Each line from the material with the word "text" in it must be copied.
++++++++
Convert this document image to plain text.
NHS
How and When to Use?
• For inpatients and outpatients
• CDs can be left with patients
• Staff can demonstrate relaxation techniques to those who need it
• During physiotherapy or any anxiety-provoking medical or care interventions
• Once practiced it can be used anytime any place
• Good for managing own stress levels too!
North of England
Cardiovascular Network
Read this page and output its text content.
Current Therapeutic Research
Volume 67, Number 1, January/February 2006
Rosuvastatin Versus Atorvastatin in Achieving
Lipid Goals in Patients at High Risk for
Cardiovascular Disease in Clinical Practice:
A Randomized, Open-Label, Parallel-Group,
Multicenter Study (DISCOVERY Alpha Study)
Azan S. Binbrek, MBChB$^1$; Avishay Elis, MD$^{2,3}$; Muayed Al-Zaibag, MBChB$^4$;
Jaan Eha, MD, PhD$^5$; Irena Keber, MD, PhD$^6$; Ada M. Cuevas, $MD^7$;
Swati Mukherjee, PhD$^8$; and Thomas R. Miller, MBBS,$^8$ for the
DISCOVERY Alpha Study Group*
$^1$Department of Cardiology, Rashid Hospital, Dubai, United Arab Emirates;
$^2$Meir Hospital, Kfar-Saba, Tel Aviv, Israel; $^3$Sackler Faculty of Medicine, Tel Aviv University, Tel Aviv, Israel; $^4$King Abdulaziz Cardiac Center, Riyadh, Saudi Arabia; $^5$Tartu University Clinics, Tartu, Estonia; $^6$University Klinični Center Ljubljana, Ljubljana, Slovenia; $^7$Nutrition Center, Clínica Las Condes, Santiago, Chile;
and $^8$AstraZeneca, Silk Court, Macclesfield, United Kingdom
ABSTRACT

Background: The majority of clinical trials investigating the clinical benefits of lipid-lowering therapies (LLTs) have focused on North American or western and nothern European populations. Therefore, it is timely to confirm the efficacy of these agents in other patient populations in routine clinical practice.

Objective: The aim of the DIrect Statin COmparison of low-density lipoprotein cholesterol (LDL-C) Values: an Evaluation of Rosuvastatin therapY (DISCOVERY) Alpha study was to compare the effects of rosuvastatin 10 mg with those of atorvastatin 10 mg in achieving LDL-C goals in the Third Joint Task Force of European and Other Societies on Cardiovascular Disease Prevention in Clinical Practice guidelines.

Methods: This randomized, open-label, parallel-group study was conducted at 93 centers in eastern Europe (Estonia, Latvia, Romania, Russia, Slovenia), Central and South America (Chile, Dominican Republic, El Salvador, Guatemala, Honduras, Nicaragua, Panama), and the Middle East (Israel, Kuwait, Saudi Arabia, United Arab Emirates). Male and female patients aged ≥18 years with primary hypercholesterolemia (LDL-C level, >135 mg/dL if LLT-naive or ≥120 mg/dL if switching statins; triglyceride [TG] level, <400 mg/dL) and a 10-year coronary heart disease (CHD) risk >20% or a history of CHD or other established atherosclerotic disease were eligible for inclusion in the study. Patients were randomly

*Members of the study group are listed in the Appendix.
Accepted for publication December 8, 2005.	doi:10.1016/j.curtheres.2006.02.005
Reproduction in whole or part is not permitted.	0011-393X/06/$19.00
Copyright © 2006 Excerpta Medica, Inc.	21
++++++++
> _RESPONSE AREA_
Convert this document image to plain text.
Read this page and output its text content.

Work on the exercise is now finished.